## GIVEN EXERCISE
Read through the data and report every line in which the word "content" occurs.

## DATASET ENTRIES

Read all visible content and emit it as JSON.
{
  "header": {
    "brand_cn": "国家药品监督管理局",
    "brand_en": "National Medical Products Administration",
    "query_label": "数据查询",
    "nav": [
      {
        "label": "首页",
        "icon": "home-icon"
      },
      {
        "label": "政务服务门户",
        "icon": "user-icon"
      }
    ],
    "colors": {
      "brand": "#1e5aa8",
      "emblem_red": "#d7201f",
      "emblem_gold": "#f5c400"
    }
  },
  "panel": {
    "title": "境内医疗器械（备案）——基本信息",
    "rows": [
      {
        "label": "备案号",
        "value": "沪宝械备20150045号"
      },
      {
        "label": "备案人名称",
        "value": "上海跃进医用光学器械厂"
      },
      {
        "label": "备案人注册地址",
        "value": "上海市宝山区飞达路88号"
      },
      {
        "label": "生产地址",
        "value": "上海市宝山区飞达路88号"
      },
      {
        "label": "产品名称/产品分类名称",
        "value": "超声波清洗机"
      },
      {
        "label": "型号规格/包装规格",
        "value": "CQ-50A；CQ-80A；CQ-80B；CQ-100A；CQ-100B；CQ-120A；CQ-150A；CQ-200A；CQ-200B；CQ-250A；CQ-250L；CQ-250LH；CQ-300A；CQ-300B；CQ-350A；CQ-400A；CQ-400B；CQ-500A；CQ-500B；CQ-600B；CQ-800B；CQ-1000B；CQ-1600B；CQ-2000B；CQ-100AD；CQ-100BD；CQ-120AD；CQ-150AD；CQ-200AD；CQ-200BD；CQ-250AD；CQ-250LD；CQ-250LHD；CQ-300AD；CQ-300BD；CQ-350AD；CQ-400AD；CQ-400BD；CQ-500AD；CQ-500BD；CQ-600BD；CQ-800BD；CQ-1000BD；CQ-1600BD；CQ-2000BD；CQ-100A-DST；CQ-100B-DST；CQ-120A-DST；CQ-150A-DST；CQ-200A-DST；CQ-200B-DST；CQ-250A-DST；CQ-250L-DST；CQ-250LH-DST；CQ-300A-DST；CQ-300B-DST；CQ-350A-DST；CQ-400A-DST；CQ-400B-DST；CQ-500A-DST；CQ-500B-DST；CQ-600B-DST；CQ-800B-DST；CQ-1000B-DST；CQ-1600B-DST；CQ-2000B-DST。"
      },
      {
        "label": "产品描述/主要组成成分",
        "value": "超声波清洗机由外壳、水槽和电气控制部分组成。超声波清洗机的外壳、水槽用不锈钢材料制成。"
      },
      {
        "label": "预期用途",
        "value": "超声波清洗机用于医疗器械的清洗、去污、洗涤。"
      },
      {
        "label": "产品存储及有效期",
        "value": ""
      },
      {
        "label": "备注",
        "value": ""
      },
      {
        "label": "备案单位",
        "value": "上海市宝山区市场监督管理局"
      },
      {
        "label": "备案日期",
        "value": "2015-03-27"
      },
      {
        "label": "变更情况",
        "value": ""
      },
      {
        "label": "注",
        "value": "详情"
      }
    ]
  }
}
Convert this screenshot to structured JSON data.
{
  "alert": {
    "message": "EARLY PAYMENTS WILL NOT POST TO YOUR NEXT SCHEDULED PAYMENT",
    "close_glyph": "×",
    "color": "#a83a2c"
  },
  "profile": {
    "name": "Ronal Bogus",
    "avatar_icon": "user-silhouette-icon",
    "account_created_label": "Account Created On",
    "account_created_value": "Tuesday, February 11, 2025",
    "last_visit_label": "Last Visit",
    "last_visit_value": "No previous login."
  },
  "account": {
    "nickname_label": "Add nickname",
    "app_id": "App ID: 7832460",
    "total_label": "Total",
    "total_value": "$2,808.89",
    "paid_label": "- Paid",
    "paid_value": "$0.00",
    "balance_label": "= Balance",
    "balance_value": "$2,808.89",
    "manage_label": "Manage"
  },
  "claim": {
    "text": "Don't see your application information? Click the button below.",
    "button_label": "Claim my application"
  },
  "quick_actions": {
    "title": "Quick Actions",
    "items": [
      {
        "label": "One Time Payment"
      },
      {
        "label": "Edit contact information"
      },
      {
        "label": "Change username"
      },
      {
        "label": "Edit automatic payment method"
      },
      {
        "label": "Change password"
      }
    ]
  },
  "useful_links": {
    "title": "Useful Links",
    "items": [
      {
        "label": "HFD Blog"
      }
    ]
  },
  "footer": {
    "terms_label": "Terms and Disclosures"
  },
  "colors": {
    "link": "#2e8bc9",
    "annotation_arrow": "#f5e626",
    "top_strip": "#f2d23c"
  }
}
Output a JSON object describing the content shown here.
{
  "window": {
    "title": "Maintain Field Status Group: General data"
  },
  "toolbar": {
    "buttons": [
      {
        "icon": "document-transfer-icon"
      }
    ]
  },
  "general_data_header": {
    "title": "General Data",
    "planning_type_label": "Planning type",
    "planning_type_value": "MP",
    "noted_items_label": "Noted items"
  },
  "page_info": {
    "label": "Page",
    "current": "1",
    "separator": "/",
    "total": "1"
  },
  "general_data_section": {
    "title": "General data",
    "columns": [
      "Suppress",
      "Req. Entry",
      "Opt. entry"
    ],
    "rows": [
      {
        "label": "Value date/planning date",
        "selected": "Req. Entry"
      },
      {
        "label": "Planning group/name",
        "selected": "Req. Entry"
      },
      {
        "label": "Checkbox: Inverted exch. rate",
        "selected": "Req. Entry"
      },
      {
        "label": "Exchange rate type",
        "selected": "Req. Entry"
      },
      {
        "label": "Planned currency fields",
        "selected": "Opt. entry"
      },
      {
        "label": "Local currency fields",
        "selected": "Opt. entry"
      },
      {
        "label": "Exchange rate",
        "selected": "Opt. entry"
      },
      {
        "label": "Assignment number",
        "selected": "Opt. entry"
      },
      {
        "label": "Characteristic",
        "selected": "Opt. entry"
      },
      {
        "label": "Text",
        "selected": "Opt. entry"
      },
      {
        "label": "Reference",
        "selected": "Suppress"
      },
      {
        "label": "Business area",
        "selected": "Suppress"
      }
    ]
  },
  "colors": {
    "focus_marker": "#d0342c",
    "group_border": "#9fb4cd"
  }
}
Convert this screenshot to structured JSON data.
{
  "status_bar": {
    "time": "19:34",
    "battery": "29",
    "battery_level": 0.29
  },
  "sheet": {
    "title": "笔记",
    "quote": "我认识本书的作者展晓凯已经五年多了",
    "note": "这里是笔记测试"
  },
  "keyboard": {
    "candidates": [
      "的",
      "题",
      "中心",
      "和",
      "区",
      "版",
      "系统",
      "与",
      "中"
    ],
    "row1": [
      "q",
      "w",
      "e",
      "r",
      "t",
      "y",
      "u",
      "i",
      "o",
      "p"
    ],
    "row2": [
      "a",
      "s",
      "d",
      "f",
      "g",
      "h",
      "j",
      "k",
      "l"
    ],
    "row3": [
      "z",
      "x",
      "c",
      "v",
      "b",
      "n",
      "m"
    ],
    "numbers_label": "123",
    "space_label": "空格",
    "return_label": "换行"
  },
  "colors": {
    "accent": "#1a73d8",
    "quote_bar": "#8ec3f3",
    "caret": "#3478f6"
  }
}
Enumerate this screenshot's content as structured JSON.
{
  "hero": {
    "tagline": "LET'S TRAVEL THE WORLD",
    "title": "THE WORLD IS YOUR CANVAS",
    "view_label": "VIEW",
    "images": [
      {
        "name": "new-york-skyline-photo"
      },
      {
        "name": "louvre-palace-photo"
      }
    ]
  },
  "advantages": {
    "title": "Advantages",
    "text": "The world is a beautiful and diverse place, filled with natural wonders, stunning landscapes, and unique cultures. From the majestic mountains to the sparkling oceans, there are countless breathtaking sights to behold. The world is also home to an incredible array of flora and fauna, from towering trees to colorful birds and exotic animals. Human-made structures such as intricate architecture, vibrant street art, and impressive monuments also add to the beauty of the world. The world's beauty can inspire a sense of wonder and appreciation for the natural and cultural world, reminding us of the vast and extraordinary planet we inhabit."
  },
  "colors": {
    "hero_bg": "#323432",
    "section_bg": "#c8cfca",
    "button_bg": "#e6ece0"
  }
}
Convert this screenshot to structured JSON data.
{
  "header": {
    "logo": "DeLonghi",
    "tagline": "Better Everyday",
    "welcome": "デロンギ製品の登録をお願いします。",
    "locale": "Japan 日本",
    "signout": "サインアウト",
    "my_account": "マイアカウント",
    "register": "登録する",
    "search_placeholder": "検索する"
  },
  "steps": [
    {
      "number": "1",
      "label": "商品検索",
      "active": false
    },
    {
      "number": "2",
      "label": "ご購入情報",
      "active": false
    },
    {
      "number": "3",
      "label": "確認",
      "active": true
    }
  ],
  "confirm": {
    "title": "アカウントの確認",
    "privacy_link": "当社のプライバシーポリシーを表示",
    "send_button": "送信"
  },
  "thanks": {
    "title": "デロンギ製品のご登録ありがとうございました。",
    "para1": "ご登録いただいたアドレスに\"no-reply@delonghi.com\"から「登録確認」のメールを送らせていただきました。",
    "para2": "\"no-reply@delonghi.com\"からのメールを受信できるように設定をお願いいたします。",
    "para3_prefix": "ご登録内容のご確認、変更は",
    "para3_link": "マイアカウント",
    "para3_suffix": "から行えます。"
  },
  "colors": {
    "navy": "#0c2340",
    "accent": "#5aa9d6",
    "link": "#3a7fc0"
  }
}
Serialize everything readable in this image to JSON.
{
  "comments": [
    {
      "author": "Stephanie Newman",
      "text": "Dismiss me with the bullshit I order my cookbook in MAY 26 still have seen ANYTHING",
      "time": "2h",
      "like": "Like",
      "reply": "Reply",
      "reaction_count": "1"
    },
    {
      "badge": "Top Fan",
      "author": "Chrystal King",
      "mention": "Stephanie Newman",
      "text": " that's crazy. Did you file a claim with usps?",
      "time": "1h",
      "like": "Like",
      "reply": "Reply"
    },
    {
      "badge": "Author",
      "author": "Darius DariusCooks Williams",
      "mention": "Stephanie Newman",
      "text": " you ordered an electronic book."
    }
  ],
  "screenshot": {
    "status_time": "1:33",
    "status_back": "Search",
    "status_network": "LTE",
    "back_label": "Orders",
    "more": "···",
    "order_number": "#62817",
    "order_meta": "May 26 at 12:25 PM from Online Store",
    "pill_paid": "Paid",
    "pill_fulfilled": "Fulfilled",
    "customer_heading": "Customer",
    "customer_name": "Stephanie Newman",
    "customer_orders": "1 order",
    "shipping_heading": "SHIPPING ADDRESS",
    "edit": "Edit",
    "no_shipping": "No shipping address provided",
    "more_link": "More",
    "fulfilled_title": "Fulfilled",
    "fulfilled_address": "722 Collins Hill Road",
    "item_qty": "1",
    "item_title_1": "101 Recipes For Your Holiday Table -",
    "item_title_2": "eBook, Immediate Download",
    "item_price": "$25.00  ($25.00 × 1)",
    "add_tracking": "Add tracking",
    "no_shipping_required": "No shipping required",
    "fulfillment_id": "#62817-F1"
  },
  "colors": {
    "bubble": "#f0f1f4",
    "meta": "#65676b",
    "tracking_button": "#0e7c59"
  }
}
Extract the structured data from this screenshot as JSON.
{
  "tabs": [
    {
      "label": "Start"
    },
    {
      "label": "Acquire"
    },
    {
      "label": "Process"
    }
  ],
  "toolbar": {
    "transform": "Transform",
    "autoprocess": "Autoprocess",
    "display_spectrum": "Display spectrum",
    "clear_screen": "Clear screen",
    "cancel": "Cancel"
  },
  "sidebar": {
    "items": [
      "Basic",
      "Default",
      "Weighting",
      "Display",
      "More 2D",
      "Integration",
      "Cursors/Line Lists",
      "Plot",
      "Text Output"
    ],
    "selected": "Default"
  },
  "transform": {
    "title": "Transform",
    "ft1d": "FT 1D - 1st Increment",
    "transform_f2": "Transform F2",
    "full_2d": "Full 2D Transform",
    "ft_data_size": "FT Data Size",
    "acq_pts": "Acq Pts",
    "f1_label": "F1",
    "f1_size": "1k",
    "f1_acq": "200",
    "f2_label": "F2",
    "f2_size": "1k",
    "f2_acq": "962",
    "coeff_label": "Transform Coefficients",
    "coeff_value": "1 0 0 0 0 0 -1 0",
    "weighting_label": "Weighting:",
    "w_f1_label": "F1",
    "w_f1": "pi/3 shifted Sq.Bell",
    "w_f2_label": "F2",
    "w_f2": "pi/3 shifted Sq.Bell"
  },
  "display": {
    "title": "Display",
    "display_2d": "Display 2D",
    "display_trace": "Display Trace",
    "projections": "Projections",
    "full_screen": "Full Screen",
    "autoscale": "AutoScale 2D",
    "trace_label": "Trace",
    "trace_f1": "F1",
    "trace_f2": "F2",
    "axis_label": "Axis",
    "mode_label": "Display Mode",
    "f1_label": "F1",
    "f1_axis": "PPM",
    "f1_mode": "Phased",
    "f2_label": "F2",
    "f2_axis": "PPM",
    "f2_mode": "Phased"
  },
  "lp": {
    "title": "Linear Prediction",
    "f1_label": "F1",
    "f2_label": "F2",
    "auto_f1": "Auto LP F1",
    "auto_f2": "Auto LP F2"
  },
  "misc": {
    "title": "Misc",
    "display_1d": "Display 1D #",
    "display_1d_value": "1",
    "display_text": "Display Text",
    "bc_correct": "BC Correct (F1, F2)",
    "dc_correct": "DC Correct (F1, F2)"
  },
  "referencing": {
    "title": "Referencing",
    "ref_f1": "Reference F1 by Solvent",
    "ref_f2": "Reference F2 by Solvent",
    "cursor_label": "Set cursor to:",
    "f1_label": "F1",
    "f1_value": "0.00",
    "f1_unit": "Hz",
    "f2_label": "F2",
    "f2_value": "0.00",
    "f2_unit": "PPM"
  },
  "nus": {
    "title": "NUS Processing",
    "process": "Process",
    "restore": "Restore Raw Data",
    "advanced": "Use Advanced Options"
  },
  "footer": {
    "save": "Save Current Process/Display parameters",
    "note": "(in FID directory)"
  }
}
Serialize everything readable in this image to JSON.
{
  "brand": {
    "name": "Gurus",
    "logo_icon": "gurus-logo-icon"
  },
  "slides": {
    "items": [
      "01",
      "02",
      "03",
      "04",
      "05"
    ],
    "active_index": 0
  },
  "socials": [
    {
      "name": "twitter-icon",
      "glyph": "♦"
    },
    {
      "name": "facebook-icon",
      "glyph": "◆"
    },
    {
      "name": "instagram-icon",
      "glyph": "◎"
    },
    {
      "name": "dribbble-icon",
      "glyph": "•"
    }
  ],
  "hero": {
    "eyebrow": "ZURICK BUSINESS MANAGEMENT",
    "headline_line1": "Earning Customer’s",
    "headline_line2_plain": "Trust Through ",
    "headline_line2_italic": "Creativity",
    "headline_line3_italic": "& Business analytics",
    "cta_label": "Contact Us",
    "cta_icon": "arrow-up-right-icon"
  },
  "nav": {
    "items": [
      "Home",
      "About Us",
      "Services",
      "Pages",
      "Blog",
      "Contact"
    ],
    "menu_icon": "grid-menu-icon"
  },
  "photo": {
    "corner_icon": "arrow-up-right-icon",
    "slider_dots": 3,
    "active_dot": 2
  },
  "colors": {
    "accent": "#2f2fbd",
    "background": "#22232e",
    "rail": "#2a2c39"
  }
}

## ANSWER FOR THIS EXERCISE
Read all visible content and emit it as JSON.
Output a JSON object describing the content shown here.
Enumerate this screenshot's content as structured JSON.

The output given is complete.